INSTRUCTION ::
In the material below, find all lines with the string "object" and copy them.

--- START ITEMS ---

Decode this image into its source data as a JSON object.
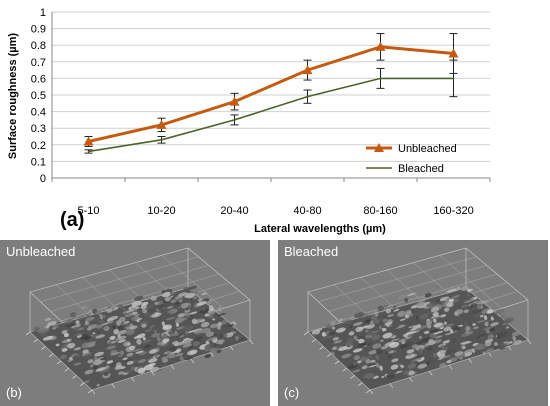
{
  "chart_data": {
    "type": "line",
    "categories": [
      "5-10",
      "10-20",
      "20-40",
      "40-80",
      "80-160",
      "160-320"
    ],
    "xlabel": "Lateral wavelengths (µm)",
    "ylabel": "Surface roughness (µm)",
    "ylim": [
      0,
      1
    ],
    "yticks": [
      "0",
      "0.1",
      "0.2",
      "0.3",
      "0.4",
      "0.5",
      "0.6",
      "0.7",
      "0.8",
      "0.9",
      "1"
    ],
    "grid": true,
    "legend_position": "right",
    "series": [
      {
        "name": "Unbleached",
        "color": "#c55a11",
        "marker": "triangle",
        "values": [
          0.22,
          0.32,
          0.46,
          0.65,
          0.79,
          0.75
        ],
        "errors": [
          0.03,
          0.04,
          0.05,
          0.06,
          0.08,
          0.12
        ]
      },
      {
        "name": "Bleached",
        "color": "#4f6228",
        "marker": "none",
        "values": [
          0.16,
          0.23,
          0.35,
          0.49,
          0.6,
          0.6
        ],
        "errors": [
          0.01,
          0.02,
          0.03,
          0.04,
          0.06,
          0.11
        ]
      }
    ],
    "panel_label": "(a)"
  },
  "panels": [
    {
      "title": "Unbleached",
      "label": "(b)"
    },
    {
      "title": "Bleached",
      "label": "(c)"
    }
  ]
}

--- END ITEMS ---
--- START ITEMS ---

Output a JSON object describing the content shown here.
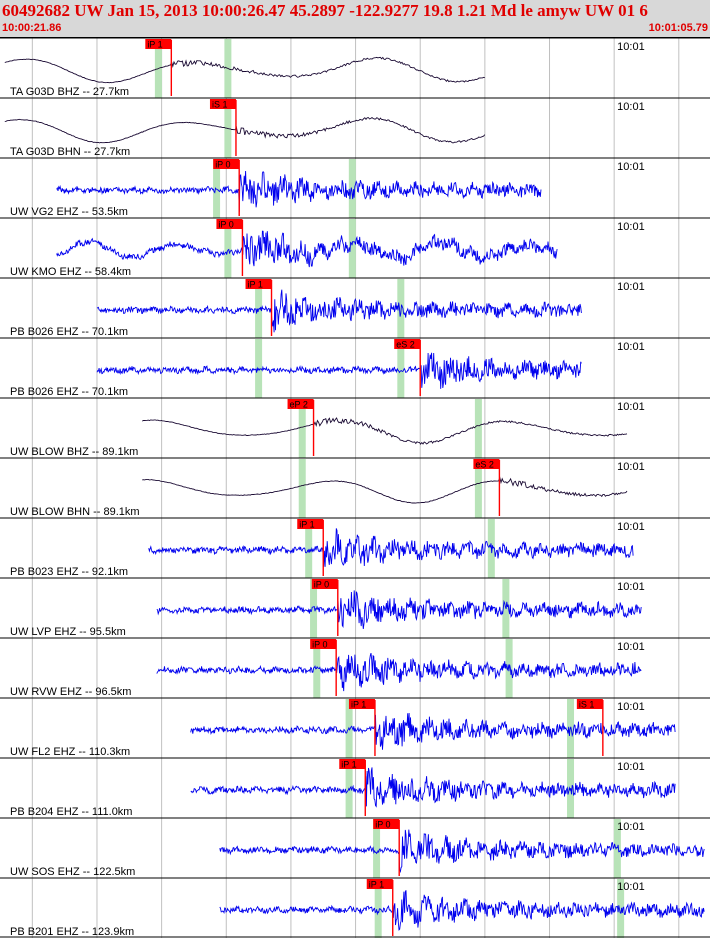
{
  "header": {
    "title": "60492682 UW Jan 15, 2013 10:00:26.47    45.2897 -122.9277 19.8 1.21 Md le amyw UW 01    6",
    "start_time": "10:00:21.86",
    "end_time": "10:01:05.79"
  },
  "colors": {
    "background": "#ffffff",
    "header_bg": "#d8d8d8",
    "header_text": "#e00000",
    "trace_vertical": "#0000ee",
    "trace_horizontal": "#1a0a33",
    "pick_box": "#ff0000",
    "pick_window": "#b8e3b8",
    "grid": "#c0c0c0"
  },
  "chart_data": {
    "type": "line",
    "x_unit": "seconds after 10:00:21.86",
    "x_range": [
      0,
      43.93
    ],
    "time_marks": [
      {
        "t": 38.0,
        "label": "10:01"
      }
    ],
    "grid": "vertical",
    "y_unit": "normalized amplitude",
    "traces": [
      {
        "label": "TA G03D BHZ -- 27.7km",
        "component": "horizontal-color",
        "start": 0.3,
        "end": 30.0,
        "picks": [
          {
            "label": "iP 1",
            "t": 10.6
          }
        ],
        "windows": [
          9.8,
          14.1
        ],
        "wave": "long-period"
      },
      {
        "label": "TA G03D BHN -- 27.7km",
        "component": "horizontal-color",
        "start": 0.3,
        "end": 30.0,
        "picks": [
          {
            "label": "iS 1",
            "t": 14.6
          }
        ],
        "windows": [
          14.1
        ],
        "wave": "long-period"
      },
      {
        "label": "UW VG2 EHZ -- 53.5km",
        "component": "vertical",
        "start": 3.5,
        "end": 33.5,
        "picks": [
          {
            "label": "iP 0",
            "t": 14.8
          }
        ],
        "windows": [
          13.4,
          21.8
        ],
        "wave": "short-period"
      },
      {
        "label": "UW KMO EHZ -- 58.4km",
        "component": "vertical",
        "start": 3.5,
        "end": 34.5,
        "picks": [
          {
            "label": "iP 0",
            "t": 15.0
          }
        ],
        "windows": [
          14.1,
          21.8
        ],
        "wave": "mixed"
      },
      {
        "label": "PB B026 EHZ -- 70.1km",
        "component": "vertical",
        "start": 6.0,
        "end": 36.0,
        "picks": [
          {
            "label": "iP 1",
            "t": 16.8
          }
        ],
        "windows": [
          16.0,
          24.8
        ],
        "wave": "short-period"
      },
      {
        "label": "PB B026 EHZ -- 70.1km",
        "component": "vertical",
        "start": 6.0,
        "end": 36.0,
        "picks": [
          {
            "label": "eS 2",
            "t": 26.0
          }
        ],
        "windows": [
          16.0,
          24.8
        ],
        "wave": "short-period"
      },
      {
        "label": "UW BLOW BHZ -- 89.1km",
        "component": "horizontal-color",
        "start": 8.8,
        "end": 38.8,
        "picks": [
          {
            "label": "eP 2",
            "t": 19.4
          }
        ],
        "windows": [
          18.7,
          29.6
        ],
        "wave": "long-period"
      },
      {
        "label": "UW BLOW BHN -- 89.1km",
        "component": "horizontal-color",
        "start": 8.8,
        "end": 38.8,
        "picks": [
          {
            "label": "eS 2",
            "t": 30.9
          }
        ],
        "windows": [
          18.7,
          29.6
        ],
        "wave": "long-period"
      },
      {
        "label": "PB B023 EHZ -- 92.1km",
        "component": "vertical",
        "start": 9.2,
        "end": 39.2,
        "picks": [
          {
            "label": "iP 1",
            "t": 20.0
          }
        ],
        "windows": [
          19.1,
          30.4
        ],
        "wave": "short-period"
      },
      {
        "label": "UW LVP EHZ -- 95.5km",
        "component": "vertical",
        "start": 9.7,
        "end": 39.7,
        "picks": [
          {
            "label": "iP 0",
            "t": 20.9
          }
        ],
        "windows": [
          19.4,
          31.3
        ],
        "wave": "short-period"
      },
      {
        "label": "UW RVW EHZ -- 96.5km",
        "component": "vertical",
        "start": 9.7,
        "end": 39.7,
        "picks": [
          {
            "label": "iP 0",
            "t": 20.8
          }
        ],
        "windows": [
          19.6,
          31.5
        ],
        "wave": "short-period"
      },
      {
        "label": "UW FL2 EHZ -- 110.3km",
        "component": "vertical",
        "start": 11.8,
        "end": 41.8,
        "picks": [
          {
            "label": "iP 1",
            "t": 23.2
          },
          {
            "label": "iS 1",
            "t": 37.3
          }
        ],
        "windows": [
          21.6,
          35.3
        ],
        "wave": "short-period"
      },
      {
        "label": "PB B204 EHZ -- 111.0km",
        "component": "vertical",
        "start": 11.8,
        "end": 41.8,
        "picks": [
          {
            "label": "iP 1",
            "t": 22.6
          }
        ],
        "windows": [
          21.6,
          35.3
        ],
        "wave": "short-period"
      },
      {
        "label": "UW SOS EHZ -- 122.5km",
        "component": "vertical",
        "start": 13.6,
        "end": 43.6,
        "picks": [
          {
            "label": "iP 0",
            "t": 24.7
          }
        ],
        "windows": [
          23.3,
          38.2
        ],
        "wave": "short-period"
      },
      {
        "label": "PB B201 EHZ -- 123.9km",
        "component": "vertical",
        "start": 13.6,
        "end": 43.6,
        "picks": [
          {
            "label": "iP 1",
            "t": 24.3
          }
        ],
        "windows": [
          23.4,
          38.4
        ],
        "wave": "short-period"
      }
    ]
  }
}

--- END ITEMS ---

FULL ANSWER ::
Decode this image into its source data as a JSON object.
Output a JSON object describing the content shown here.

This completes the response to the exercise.